- Figure record extracts:
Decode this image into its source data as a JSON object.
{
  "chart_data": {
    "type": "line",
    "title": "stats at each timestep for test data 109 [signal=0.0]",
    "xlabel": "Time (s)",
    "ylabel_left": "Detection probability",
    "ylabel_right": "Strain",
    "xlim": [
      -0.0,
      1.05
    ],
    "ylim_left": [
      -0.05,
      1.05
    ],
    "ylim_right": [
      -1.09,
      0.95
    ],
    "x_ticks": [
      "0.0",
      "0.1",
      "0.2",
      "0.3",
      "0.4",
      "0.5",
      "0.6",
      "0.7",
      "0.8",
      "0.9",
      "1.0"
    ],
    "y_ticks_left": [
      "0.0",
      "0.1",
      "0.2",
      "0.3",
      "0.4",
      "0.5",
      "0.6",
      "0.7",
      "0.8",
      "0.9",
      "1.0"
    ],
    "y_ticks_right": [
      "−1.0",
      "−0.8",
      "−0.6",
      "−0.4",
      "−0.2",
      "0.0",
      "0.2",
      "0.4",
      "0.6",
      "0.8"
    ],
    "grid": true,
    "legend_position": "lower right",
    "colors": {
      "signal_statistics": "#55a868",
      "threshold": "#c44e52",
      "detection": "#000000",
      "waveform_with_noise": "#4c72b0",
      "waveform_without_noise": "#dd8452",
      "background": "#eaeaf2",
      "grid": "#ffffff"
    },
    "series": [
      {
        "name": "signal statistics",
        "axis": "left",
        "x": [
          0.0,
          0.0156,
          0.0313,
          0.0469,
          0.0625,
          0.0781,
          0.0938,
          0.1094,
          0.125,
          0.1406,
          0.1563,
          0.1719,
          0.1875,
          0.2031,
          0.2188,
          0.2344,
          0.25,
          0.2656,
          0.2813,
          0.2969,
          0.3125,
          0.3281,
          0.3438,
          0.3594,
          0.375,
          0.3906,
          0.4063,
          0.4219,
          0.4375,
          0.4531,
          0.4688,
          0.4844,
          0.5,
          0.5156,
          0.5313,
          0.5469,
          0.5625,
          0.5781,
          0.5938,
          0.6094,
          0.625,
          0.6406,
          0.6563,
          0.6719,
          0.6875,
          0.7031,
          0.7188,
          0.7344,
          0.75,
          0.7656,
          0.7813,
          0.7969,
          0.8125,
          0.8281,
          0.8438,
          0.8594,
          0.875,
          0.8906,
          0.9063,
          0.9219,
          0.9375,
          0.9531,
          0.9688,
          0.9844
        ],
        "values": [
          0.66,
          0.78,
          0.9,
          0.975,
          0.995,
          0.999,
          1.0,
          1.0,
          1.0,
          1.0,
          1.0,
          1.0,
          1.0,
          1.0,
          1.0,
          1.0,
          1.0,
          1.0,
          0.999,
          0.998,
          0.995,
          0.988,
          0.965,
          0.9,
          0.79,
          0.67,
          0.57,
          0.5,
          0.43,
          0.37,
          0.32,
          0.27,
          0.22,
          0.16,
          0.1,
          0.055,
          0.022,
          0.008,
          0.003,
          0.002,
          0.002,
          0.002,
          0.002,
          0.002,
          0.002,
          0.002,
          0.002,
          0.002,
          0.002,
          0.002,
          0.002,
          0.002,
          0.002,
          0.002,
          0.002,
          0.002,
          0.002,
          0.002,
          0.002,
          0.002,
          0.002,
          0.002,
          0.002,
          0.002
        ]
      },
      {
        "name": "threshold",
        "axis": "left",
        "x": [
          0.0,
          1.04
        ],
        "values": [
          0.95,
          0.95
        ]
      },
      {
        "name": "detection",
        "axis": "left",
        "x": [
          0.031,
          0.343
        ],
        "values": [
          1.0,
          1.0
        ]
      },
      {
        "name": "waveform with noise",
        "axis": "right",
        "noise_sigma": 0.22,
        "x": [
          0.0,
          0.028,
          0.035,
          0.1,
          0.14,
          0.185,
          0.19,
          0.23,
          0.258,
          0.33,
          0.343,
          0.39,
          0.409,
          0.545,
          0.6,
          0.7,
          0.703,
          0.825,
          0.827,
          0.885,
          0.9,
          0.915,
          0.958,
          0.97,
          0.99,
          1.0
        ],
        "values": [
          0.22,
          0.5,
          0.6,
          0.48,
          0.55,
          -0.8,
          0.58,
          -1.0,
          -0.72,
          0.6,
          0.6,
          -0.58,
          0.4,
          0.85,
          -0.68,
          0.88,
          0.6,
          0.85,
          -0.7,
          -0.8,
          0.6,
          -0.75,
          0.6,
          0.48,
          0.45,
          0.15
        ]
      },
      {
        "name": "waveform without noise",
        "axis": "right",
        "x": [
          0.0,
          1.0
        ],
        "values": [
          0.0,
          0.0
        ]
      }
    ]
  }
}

- Objective: Quote every entry exactly.

- Written solution:
Decode this image into its source data as a JSON object.
{
  "chart_data": {
    "type": "line",
    "title": "stats at each timestep for test data 109 [signal=0.0]",
    "xlabel": "Time (s)",
    "ylabel_left": "Detection probability",
    "ylabel_right": "Strain",
    "xlim": [
      -0.0,
      1.05
    ],
    "ylim_left": [
      -0.05,
      1.05
    ],
    "ylim_right": [
      -1.09,
      0.95
    ],
    "x_ticks": [
      "0.0",
      "0.1",
      "0.2",
      "0.3",
      "0.4",
      "0.5",
      "0.6",
      "0.7",
      "0.8",
      "0.9",
      "1.0"
    ],
    "y_ticks_left": [
      "0.0",
      "0.1",
      "0.2",
      "0.3",
      "0.4",
      "0.5",
      "0.6",
      "0.7",
      "0.8",
      "0.9",
      "1.0"
    ],
    "y_ticks_right": [
      "−1.0",
      "−0.8",
      "−0.6",
      "−0.4",
      "−0.2",
      "0.0",
      "0.2",
      "0.4",
      "0.6",
      "0.8"
    ],
    "grid": true,
    "legend_position": "lower right",
    "colors": {
      "signal_statistics": "#55a868",
      "threshold": "#c44e52",
      "detection": "#000000",
      "waveform_with_noise": "#4c72b0",
      "waveform_without_noise": "#dd8452",
      "background": "#eaeaf2",
      "grid": "#ffffff"
    },
    "series": [
      {
        "name": "signal statistics",
        "axis": "left",
        "x": [
          0.0,
          0.0156,
          0.0313,
          0.0469,
          0.0625,
          0.0781,
          0.0938,
          0.1094,
          0.125,
          0.1406,
          0.1563,
          0.1719,
          0.1875,
          0.2031,
          0.2188,
          0.2344,
          0.25,
          0.2656,
          0.2813,
          0.2969,
          0.3125,
          0.3281,
          0.3438,
          0.3594,
          0.375,
          0.3906,
          0.4063,
          0.4219,
          0.4375,
          0.4531,
          0.4688,
          0.4844,
          0.5,
          0.5156,
          0.5313,
          0.5469,
          0.5625,
          0.5781,
          0.5938,
          0.6094,
          0.625,
          0.6406,
          0.6563,
          0.6719,
          0.6875,
          0.7031,
          0.7188,
          0.7344,
          0.75,
          0.7656,
          0.7813,
          0.7969,
          0.8125,
          0.8281,
          0.8438,
          0.8594,
          0.875,
          0.8906,
          0.9063,
          0.9219,
          0.9375,
          0.9531,
          0.9688,
          0.9844
        ],
        "values": [
          0.66,
          0.78,
          0.9,
          0.975,
          0.995,
          0.999,
          1.0,
          1.0,
          1.0,
          1.0,
          1.0,
          1.0,
          1.0,
          1.0,
          1.0,
          1.0,
          1.0,
          1.0,
          0.999,
          0.998,
          0.995,
          0.988,
          0.965,
          0.9,
          0.79,
          0.67,
          0.57,
          0.5,
          0.43,
          0.37,
          0.32,
          0.27,
          0.22,
          0.16,
          0.1,
          0.055,
          0.022,
          0.008,
          0.003,
          0.002,
          0.002,
          0.002,
          0.002,
          0.002,
          0.002,
          0.002,
          0.002,
          0.002,
          0.002,
          0.002,
          0.002,
          0.002,
          0.002,
          0.002,
          0.002,
          0.002,
          0.002,
          0.002,
          0.002,
          0.002,
          0.002,
          0.002,
          0.002,
          0.002
        ]
      },
      {
        "name": "threshold",
        "axis": "left",
        "x": [
          0.0,
          1.04
        ],
        "values": [
          0.95,
          0.95
        ]
      },
      {
        "name": "detection",
        "axis": "left",
        "x": [
          0.031,
          0.343
        ],
        "values": [
          1.0,
          1.0
        ]
      },
      {
        "name": "waveform with noise",
        "axis": "right",
        "noise_sigma": 0.22,
        "x": [
          0.0,
          0.028,
          0.035,
          0.1,
          0.14,
          0.185,
          0.19,
          0.23,
          0.258,
          0.33,
          0.343,
          0.39,
          0.409,
          0.545,
          0.6,
          0.7,
          0.703,
          0.825,
          0.827,
          0.885,
          0.9,
          0.915,
          0.958,
          0.97,
          0.99,
          1.0
        ],
        "values": [
          0.22,
          0.5,
          0.6,
          0.48,
          0.55,
          -0.8,
          0.58,
          -1.0,
          -0.72,
          0.6,
          0.6,
          -0.58,
          0.4,
          0.85,
          -0.68,
          0.88,
          0.6,
          0.85,
          -0.7,
          -0.8,
          0.6,
          -0.75,
          0.6,
          0.48,
          0.45,
          0.15
        ]
      },
      {
        "name": "waveform without noise",
        "axis": "right",
        "x": [
          0.0,
          1.0
        ],
        "values": [
          0.0,
          0.0
        ]
      }
    ]
  }
}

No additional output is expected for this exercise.